REQUIREMENT => Restate the entire listing word for word.

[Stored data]
┌──
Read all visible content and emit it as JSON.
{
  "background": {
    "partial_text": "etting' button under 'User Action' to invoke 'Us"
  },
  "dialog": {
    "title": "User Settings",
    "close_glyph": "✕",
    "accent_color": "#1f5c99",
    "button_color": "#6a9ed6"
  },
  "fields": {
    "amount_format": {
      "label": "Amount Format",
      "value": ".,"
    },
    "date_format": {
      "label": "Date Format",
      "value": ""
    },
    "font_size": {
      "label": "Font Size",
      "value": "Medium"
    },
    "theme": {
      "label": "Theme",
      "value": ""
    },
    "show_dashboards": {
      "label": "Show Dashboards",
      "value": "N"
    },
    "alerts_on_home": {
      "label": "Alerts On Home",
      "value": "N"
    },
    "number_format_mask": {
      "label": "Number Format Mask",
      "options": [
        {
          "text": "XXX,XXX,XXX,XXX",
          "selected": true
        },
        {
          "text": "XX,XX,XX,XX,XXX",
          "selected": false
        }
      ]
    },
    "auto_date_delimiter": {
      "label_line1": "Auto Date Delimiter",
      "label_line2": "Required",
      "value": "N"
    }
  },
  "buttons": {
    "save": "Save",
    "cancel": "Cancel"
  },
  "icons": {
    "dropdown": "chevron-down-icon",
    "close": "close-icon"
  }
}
└──
RESULT OF THE EXERCISE =>
Read all visible content and emit it as JSON.
{
  "background": {
    "partial_text": "etting' button under 'User Action' to invoke 'Us"
  },
  "dialog": {
    "title": "User Settings",
    "close_glyph": "✕",
    "accent_color": "#1f5c99",
    "button_color": "#6a9ed6"
  },
  "fields": {
    "amount_format": {
      "label": "Amount Format",
      "value": ".,"
    },
    "date_format": {
      "label": "Date Format",
      "value": ""
    },
    "font_size": {
      "label": "Font Size",
      "value": "Medium"
    },
    "theme": {
      "label": "Theme",
      "value": ""
    },
    "show_dashboards": {
      "label": "Show Dashboards",
      "value": "N"
    },
    "alerts_on_home": {
      "label": "Alerts On Home",
      "value": "N"
    },
    "number_format_mask": {
      "label": "Number Format Mask",
      "options": [
        {
          "text": "XXX,XXX,XXX,XXX",
          "selected": true
        },
        {
          "text": "XX,XX,XX,XX,XXX",
          "selected": false
        }
      ]
    },
    "auto_date_delimiter": {
      "label_line1": "Auto Date Delimiter",
      "label_line2": "Required",
      "value": "N"
    }
  },
  "buttons": {
    "save": "Save",
    "cancel": "Cancel"
  },
  "icons": {
    "dropdown": "chevron-down-icon",
    "close": "close-icon"
  }
}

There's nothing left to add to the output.